Entries provided:
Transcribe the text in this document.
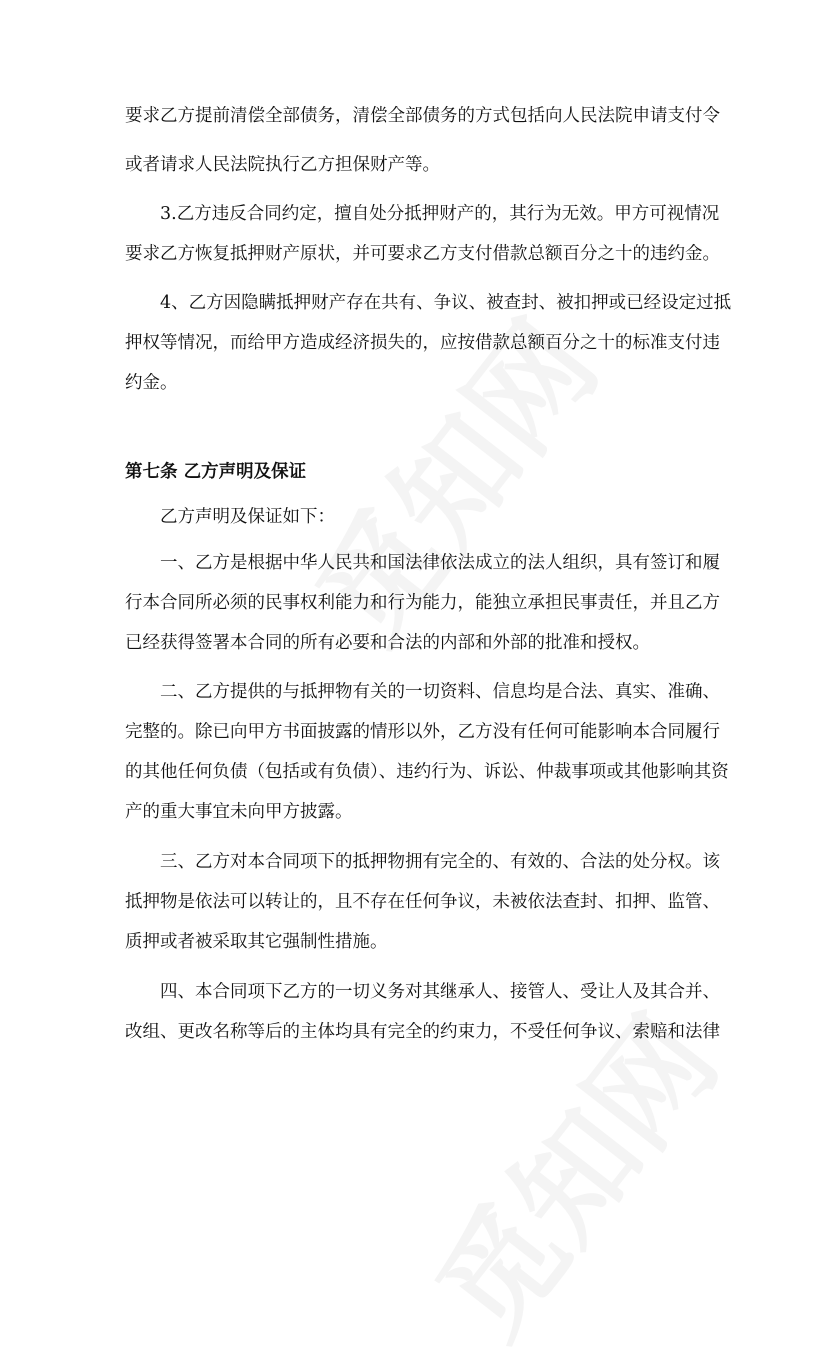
要求乙方提前清偿全部债务，清偿全部债务的方式包括向人民法院申请支付令
或者请求人民法院执行乙方担保财产等。
3.乙方违反合同约定，擅自处分抵押财产的，其行为无效。甲方可视情况
要求乙方恢复抵押财产原状，并可要求乙方支付借款总额百分之十的违约金。
4、乙方因隐瞒抵押财产存在共有、争议、被查封、被扣押或已经设定过抵
押权等情况，而给甲方造成经济损失的，应按借款总额百分之十的标准支付违
约金。
第七条 乙方声明及保证
乙方声明及保证如下：
一、乙方是根据中华人民共和国法律依法成立的法人组织，具有签订和履
行本合同所必须的民事权利能力和行为能力，能独立承担民事责任，并且乙方
已经获得签署本合同的所有必要和合法的内部和外部的批准和授权。
二、乙方提供的与抵押物有关的一切资料、信息均是合法、真实、准确、
完整的。除已向甲方书面披露的情形以外，乙方没有任何可能影响本合同履行
的其他任何负债（包括或有负债）、违约行为、诉讼、仲裁事项或其他影响其资
产的重大事宜未向甲方披露。
三、乙方对本合同项下的抵押物拥有完全的、有效的、合法的处分权。该
抵押物是依法可以转让的，且不存在任何争议，未被依法查封、扣押、监管、
质押或者被采取其它强制性措施。
四、本合同项下乙方的一切义务对其继承人、接管人、受让人及其合并、
改组、更改名称等后的主体均具有完全的约束力，不受任何争议、索赔和法律
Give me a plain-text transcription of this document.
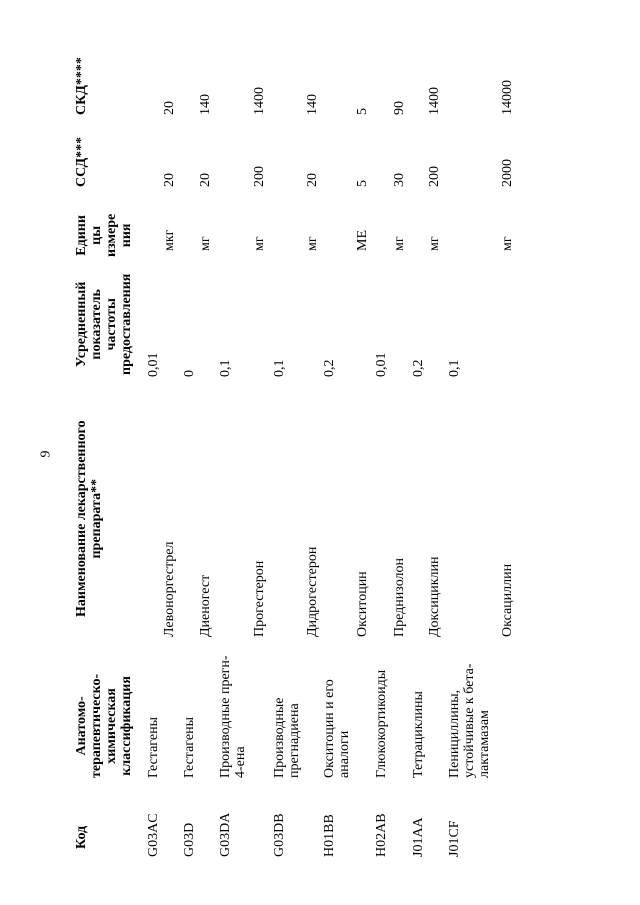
9
Код
Анатомо- терапевтическо- химическая классификация
Наименование лекарственного препарата**
Усредненный показатель частоты предоставления
Едини цы измере ния
ССД***
СКД****
G03AC
Гестагены
0,01
Левоноргестрел
мкг
20
20
G03D
Гестагены
0
Диеногест
мг
20
140
G03DA
Производные прегн- 4-ена
0,1
Прогестерон
мг
200
1400
G03DB
Производные прегнадиена
0,1
Дидрогестерон
мг
20
140
H01BB
Окситоцин и его аналоги
0,2
Окситоцин
МЕ
5
5
H02AB
Глюкокортикоиды
0,01
Преднизолон
мг
30
90
J01AA
Тетрациклины
0,2
Доксициклин
мг
200
1400
J01CF
Пенициллины, устойчивые к бета- лактамазам
0,1
Оксациллин
мг
2000
14000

Work to complete: Print out every entry above without changing a word, and leave out the pictures.

Response below:
Transcribe the text in this document.
要求乙方提前清偿全部债务，清偿全部债务的方式包括向人民法院申请支付令
或者请求人民法院执行乙方担保财产等。
3.乙方违反合同约定，擅自处分抵押财产的，其行为无效。甲方可视情况
要求乙方恢复抵押财产原状，并可要求乙方支付借款总额百分之十的违约金。
4、乙方因隐瞒抵押财产存在共有、争议、被查封、被扣押或已经设定过抵
押权等情况，而给甲方造成经济损失的，应按借款总额百分之十的标准支付违
约金。
第七条 乙方声明及保证
乙方声明及保证如下：
一、乙方是根据中华人民共和国法律依法成立的法人组织，具有签订和履
行本合同所必须的民事权利能力和行为能力，能独立承担民事责任，并且乙方
已经获得签署本合同的所有必要和合法的内部和外部的批准和授权。
二、乙方提供的与抵押物有关的一切资料、信息均是合法、真实、准确、
完整的。除已向甲方书面披露的情形以外，乙方没有任何可能影响本合同履行
的其他任何负债（包括或有负债）、违约行为、诉讼、仲裁事项或其他影响其资
产的重大事宜未向甲方披露。
三、乙方对本合同项下的抵押物拥有完全的、有效的、合法的处分权。该
抵押物是依法可以转让的，且不存在任何争议，未被依法查封、扣押、监管、
质押或者被采取其它强制性措施。
四、本合同项下乙方的一切义务对其继承人、接管人、受让人及其合并、
改组、更改名称等后的主体均具有完全的约束力，不受任何争议、索赔和法律
Give me a plain-text transcription of this document.
9
Код
Анатомо- терапевтическо- химическая классификация
Наименование лекарственного препарата**
Усредненный показатель частоты предоставления
Едини цы измере ния
ССД***
СКД****
G03AC
Гестагены
0,01
Левоноргестрел
мкг
20
20
G03D
Гестагены
0
Диеногест
мг
20
140
G03DA
Производные прегн- 4-ена
0,1
Прогестерон
мг
200
1400
G03DB
Производные прегнадиена
0,1
Дидрогестерон
мг
20
140
H01BB
Окситоцин и его аналоги
0,2
Окситоцин
МЕ
5
5
H02AB
Глюкокортикоиды
0,01
Преднизолон
мг
30
90
J01AA
Тетрациклины
0,2
Доксициклин
мг
200
1400
J01CF
Пенициллины, устойчивые к бета- лактамазам
0,1
Оксациллин
мг
2000
14000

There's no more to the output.